*What to produce:*
Restate the data below word for word. Skip any images it contains.
━━━━━ Record excerpts
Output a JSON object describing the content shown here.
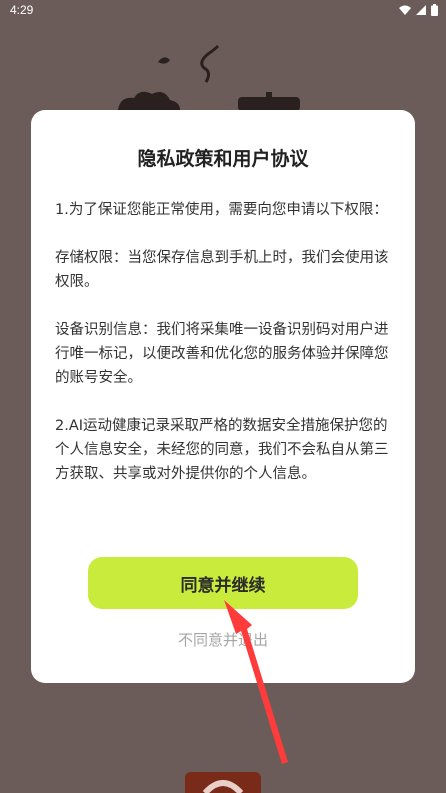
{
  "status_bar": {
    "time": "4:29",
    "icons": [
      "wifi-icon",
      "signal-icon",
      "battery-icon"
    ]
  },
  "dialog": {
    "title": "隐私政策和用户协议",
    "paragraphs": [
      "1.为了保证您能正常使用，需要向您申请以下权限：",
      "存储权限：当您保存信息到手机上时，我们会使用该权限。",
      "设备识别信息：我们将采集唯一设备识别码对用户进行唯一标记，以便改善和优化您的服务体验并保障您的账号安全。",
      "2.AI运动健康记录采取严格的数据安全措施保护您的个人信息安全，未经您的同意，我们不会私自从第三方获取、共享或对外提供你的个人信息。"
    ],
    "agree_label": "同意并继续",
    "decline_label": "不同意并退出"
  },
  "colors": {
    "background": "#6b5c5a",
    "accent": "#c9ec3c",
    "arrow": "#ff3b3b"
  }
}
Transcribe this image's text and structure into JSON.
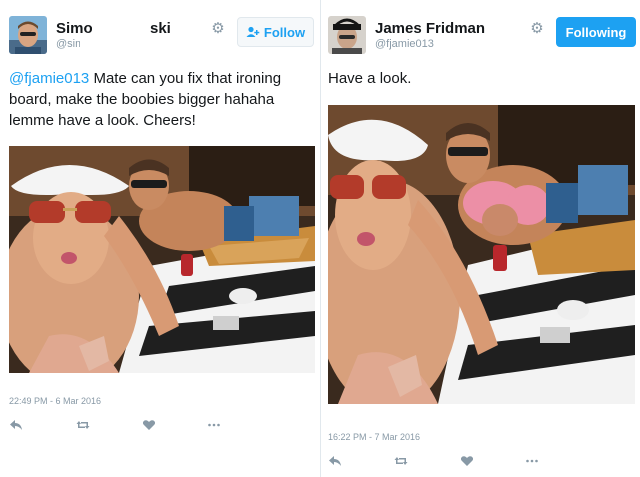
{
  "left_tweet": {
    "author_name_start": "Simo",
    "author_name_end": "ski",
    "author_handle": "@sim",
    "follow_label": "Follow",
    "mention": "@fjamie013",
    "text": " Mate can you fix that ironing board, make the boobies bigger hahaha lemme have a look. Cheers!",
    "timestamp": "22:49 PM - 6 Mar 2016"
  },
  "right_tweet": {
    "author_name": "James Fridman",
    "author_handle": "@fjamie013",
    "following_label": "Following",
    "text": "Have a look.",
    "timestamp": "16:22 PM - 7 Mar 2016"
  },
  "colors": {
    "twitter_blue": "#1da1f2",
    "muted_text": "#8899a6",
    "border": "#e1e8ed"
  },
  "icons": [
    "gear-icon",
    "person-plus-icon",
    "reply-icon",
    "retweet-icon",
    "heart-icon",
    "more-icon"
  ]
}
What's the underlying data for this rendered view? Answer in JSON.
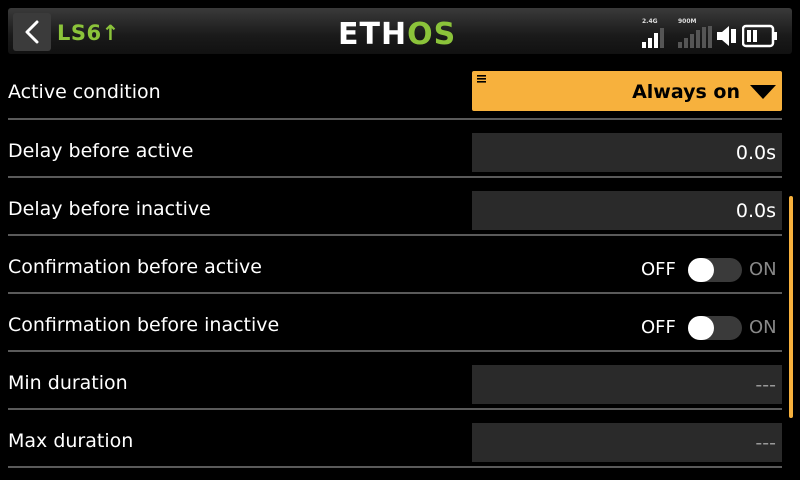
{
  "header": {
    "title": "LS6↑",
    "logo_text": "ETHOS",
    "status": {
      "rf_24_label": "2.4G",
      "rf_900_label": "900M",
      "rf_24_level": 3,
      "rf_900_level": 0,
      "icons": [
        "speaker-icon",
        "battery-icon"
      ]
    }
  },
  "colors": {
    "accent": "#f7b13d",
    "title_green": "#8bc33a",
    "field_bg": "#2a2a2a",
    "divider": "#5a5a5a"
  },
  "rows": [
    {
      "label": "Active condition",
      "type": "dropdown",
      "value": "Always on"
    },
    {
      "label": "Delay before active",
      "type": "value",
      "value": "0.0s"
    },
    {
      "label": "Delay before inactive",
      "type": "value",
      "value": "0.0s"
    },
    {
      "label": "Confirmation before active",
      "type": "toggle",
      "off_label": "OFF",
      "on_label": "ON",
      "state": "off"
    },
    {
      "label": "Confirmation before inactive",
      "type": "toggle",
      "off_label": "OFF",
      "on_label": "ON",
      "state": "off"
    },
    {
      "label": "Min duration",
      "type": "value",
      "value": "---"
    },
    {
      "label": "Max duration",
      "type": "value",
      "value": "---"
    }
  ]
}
━━━━━━━━━━
*Result of this exercise:*
Output a JSON object describing the content shown here.
{
  "status_bar": {
    "time": "4:29",
    "icons": [
      "wifi-icon",
      "signal-icon",
      "battery-icon"
    ]
  },
  "dialog": {
    "title": "隐私政策和用户协议",
    "paragraphs": [
      "1.为了保证您能正常使用，需要向您申请以下权限：",
      "存储权限：当您保存信息到手机上时，我们会使用该权限。",
      "设备识别信息：我们将采集唯一设备识别码对用户进行唯一标记，以便改善和优化您的服务体验并保障您的账号安全。",
      "2.AI运动健康记录采取严格的数据安全措施保护您的个人信息安全，未经您的同意，我们不会私自从第三方获取、共享或对外提供你的个人信息。"
    ],
    "agree_label": "同意并继续",
    "decline_label": "不同意并退出"
  },
  "colors": {
    "background": "#6b5c5a",
    "accent": "#c9ec3c",
    "arrow": "#ff3b3b"
  }
}
Transcribe this image's text and structure into JSON.
{
  "left_tweet": {
    "author_name_start": "Simo",
    "author_name_end": "ski",
    "author_handle": "@sim",
    "follow_label": "Follow",
    "mention": "@fjamie013",
    "text": " Mate can you fix that ironing board, make the boobies bigger hahaha lemme have a look. Cheers!",
    "timestamp": "22:49 PM - 6 Mar 2016"
  },
  "right_tweet": {
    "author_name": "James Fridman",
    "author_handle": "@fjamie013",
    "following_label": "Following",
    "text": "Have a look.",
    "timestamp": "16:22 PM - 7 Mar 2016"
  },
  "colors": {
    "twitter_blue": "#1da1f2",
    "muted_text": "#8899a6",
    "border": "#e1e8ed"
  },
  "icons": [
    "gear-icon",
    "person-plus-icon",
    "reply-icon",
    "retweet-icon",
    "heart-icon",
    "more-icon"
  ]
}
What's the underlying data for this rendered view? Answer in JSON.
{
  "header": {
    "title": "LS6↑",
    "logo_text": "ETHOS",
    "status": {
      "rf_24_label": "2.4G",
      "rf_900_label": "900M",
      "rf_24_level": 3,
      "rf_900_level": 0,
      "icons": [
        "speaker-icon",
        "battery-icon"
      ]
    }
  },
  "colors": {
    "accent": "#f7b13d",
    "title_green": "#8bc33a",
    "field_bg": "#2a2a2a",
    "divider": "#5a5a5a"
  },
  "rows": [
    {
      "label": "Active condition",
      "type": "dropdown",
      "value": "Always on"
    },
    {
      "label": "Delay before active",
      "type": "value",
      "value": "0.0s"
    },
    {
      "label": "Delay before inactive",
      "type": "value",
      "value": "0.0s"
    },
    {
      "label": "Confirmation before active",
      "type": "toggle",
      "off_label": "OFF",
      "on_label": "ON",
      "state": "off"
    },
    {
      "label": "Confirmation before inactive",
      "type": "toggle",
      "off_label": "OFF",
      "on_label": "ON",
      "state": "off"
    },
    {
      "label": "Min duration",
      "type": "value",
      "value": "---"
    },
    {
      "label": "Max duration",
      "type": "value",
      "value": "---"
    }
  ]
}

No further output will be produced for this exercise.